#### Task description:
Extract each record and reproduce it exactly.

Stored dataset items
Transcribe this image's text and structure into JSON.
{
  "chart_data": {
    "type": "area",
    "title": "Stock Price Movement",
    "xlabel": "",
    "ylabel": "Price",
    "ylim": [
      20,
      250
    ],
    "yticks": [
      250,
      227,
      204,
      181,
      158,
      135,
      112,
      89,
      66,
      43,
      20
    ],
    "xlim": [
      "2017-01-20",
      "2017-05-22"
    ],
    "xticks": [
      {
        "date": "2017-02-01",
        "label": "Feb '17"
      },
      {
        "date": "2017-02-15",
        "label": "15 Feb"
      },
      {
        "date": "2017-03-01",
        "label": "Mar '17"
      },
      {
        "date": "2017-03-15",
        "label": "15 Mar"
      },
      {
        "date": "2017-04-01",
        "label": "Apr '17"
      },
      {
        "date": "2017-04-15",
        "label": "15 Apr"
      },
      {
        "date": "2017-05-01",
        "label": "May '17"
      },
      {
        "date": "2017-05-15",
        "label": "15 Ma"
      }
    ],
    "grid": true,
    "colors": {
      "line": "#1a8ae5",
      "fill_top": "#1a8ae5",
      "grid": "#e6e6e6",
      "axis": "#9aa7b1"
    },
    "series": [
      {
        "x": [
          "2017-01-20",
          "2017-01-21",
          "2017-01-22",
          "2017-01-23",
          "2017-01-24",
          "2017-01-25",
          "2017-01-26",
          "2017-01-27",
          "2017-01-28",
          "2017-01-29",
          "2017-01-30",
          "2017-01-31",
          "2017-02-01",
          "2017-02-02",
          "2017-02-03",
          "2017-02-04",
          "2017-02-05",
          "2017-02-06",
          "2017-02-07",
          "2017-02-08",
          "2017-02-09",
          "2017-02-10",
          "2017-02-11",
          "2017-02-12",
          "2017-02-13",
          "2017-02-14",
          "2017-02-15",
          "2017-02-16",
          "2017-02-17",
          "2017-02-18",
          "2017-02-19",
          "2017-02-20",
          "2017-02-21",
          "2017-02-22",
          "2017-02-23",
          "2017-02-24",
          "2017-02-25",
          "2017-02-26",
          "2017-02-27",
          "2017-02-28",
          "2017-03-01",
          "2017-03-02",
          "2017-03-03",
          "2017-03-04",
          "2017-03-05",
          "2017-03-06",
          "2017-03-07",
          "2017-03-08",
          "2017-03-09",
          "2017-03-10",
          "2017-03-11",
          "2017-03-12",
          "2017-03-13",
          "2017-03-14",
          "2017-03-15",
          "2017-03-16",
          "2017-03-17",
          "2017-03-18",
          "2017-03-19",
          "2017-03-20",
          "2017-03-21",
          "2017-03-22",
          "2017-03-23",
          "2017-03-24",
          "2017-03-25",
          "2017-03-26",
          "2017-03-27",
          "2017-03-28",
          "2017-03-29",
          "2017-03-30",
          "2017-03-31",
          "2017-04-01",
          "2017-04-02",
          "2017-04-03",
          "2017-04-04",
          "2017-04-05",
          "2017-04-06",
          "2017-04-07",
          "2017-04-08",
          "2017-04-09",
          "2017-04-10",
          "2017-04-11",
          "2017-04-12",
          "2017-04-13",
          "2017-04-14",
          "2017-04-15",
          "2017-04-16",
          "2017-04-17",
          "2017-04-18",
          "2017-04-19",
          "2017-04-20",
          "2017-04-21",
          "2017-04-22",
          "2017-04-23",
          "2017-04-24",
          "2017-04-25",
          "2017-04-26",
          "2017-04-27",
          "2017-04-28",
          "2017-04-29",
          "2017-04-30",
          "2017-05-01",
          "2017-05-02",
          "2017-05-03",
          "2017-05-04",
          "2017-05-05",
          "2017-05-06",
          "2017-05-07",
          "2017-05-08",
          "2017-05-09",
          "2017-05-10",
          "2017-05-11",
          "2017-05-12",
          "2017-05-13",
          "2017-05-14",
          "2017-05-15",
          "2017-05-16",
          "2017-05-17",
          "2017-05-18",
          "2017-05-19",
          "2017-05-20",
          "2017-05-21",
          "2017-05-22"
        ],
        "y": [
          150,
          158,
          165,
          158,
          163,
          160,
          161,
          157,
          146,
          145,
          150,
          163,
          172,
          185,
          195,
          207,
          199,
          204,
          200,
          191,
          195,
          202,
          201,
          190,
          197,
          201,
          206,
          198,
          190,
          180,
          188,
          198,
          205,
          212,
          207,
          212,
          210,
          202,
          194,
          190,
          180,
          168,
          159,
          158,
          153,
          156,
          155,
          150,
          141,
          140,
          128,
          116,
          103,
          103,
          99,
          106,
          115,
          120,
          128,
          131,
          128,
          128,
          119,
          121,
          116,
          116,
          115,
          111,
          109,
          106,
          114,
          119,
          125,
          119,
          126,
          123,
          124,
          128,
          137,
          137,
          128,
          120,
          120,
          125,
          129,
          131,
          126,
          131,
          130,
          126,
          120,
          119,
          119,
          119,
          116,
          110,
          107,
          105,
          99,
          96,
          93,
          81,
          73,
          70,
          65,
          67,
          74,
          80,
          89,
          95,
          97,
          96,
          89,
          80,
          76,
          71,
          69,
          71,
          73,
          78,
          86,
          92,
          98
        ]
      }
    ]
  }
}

#### Answer to the task:
Transcribe this image's text and structure into JSON.
{
  "chart_data": {
    "type": "area",
    "title": "Stock Price Movement",
    "xlabel": "",
    "ylabel": "Price",
    "ylim": [
      20,
      250
    ],
    "yticks": [
      250,
      227,
      204,
      181,
      158,
      135,
      112,
      89,
      66,
      43,
      20
    ],
    "xlim": [
      "2017-01-20",
      "2017-05-22"
    ],
    "xticks": [
      {
        "date": "2017-02-01",
        "label": "Feb '17"
      },
      {
        "date": "2017-02-15",
        "label": "15 Feb"
      },
      {
        "date": "2017-03-01",
        "label": "Mar '17"
      },
      {
        "date": "2017-03-15",
        "label": "15 Mar"
      },
      {
        "date": "2017-04-01",
        "label": "Apr '17"
      },
      {
        "date": "2017-04-15",
        "label": "15 Apr"
      },
      {
        "date": "2017-05-01",
        "label": "May '17"
      },
      {
        "date": "2017-05-15",
        "label": "15 Ma"
      }
    ],
    "grid": true,
    "colors": {
      "line": "#1a8ae5",
      "fill_top": "#1a8ae5",
      "grid": "#e6e6e6",
      "axis": "#9aa7b1"
    },
    "series": [
      {
        "x": [
          "2017-01-20",
          "2017-01-21",
          "2017-01-22",
          "2017-01-23",
          "2017-01-24",
          "2017-01-25",
          "2017-01-26",
          "2017-01-27",
          "2017-01-28",
          "2017-01-29",
          "2017-01-30",
          "2017-01-31",
          "2017-02-01",
          "2017-02-02",
          "2017-02-03",
          "2017-02-04",
          "2017-02-05",
          "2017-02-06",
          "2017-02-07",
          "2017-02-08",
          "2017-02-09",
          "2017-02-10",
          "2017-02-11",
          "2017-02-12",
          "2017-02-13",
          "2017-02-14",
          "2017-02-15",
          "2017-02-16",
          "2017-02-17",
          "2017-02-18",
          "2017-02-19",
          "2017-02-20",
          "2017-02-21",
          "2017-02-22",
          "2017-02-23",
          "2017-02-24",
          "2017-02-25",
          "2017-02-26",
          "2017-02-27",
          "2017-02-28",
          "2017-03-01",
          "2017-03-02",
          "2017-03-03",
          "2017-03-04",
          "2017-03-05",
          "2017-03-06",
          "2017-03-07",
          "2017-03-08",
          "2017-03-09",
          "2017-03-10",
          "2017-03-11",
          "2017-03-12",
          "2017-03-13",
          "2017-03-14",
          "2017-03-15",
          "2017-03-16",
          "2017-03-17",
          "2017-03-18",
          "2017-03-19",
          "2017-03-20",
          "2017-03-21",
          "2017-03-22",
          "2017-03-23",
          "2017-03-24",
          "2017-03-25",
          "2017-03-26",
          "2017-03-27",
          "2017-03-28",
          "2017-03-29",
          "2017-03-30",
          "2017-03-31",
          "2017-04-01",
          "2017-04-02",
          "2017-04-03",
          "2017-04-04",
          "2017-04-05",
          "2017-04-06",
          "2017-04-07",
          "2017-04-08",
          "2017-04-09",
          "2017-04-10",
          "2017-04-11",
          "2017-04-12",
          "2017-04-13",
          "2017-04-14",
          "2017-04-15",
          "2017-04-16",
          "2017-04-17",
          "2017-04-18",
          "2017-04-19",
          "2017-04-20",
          "2017-04-21",
          "2017-04-22",
          "2017-04-23",
          "2017-04-24",
          "2017-04-25",
          "2017-04-26",
          "2017-04-27",
          "2017-04-28",
          "2017-04-29",
          "2017-04-30",
          "2017-05-01",
          "2017-05-02",
          "2017-05-03",
          "2017-05-04",
          "2017-05-05",
          "2017-05-06",
          "2017-05-07",
          "2017-05-08",
          "2017-05-09",
          "2017-05-10",
          "2017-05-11",
          "2017-05-12",
          "2017-05-13",
          "2017-05-14",
          "2017-05-15",
          "2017-05-16",
          "2017-05-17",
          "2017-05-18",
          "2017-05-19",
          "2017-05-20",
          "2017-05-21",
          "2017-05-22"
        ],
        "y": [
          150,
          158,
          165,
          158,
          163,
          160,
          161,
          157,
          146,
          145,
          150,
          163,
          172,
          185,
          195,
          207,
          199,
          204,
          200,
          191,
          195,
          202,
          201,
          190,
          197,
          201,
          206,
          198,
          190,
          180,
          188,
          198,
          205,
          212,
          207,
          212,
          210,
          202,
          194,
          190,
          180,
          168,
          159,
          158,
          153,
          156,
          155,
          150,
          141,
          140,
          128,
          116,
          103,
          103,
          99,
          106,
          115,
          120,
          128,
          131,
          128,
          128,
          119,
          121,
          116,
          116,
          115,
          111,
          109,
          106,
          114,
          119,
          125,
          119,
          126,
          123,
          124,
          128,
          137,
          137,
          128,
          120,
          120,
          125,
          129,
          131,
          126,
          131,
          130,
          126,
          120,
          119,
          119,
          119,
          116,
          110,
          107,
          105,
          99,
          96,
          93,
          81,
          73,
          70,
          65,
          67,
          74,
          80,
          89,
          95,
          97,
          96,
          89,
          80,
          76,
          71,
          69,
          71,
          73,
          78,
          86,
          92,
          98
        ]
      }
    ]
  }
}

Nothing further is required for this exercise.